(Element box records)
>> START
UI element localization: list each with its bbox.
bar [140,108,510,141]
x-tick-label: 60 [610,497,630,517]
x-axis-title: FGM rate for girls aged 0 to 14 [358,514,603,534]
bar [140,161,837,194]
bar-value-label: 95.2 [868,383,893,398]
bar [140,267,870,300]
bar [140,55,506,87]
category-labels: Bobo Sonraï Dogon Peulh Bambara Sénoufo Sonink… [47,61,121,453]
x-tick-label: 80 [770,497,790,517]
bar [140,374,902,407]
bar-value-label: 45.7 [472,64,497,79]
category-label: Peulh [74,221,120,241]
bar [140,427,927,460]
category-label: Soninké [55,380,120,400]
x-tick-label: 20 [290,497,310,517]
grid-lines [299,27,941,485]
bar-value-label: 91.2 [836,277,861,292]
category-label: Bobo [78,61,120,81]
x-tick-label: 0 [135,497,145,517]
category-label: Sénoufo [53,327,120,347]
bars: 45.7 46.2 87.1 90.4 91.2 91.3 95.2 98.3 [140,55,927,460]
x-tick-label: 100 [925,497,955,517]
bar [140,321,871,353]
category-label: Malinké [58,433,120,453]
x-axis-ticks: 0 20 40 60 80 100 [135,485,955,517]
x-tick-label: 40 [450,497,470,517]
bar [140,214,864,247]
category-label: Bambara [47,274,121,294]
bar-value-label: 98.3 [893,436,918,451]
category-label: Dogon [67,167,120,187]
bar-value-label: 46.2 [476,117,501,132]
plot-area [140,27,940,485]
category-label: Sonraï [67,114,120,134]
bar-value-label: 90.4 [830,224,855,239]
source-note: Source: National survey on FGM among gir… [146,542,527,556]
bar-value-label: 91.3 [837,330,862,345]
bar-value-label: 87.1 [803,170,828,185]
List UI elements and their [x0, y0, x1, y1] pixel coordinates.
>> END
>> START
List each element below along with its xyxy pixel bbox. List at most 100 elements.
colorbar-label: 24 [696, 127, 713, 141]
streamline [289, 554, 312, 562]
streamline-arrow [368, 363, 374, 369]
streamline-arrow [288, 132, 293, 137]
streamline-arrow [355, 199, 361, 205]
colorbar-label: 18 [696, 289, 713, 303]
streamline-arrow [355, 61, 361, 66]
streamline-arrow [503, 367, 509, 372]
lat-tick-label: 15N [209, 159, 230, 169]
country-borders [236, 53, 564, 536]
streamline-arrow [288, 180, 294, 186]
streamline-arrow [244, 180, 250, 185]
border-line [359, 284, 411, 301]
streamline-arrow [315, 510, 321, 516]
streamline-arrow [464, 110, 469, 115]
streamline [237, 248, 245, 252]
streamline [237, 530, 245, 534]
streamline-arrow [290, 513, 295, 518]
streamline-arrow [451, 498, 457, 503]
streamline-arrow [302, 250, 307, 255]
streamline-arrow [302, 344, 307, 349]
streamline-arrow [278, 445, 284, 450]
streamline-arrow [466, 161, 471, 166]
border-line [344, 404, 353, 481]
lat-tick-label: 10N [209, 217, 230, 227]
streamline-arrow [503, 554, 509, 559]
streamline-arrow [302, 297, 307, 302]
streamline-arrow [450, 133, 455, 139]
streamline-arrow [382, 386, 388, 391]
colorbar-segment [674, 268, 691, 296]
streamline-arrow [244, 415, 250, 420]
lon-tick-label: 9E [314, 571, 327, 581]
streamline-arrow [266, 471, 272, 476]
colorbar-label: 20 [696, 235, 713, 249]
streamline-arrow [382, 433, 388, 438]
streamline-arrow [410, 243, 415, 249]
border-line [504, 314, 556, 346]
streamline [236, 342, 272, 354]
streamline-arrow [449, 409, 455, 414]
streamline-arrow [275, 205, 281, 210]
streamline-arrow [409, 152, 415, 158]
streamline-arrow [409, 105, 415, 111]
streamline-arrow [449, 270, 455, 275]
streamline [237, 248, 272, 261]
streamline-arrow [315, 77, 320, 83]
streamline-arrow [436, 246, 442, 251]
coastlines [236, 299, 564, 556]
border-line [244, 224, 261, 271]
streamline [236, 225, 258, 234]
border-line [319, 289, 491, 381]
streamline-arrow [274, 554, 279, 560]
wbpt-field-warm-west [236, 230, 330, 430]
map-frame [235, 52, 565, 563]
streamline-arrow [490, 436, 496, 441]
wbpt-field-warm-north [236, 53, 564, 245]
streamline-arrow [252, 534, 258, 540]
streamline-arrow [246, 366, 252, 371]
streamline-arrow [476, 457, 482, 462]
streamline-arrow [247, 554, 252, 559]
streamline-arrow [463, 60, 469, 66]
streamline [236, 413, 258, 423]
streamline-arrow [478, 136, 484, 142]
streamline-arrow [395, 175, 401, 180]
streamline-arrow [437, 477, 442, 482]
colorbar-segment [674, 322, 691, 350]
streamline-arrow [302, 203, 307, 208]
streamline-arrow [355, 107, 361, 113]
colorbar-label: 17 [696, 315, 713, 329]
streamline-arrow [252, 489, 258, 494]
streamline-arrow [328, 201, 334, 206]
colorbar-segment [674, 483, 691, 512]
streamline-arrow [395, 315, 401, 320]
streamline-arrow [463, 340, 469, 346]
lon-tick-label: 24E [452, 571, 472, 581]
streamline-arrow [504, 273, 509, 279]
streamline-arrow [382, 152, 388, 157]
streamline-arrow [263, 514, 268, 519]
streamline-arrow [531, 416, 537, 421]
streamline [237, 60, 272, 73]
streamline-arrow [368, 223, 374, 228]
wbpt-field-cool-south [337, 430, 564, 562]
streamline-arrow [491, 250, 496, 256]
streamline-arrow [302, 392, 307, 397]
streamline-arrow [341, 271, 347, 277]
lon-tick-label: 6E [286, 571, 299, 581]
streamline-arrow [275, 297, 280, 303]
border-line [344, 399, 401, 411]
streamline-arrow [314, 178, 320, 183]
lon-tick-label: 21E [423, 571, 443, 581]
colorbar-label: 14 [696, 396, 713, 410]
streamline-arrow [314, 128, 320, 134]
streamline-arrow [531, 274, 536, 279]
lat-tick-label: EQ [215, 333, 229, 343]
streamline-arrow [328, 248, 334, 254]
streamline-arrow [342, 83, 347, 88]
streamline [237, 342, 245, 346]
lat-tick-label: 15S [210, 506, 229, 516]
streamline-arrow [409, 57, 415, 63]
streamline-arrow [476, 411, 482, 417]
>> END
- **EXERCISE AIM**
Pick out each line above that contains the string "axis", and copy every such line in full.

- **TASK OUTPUT**
x-axis-title: FGM rate for girls aged 0 to 14 [358,514,603,534]
x-axis-ticks: 0 20 40 60 80 100 [135,485,955,517]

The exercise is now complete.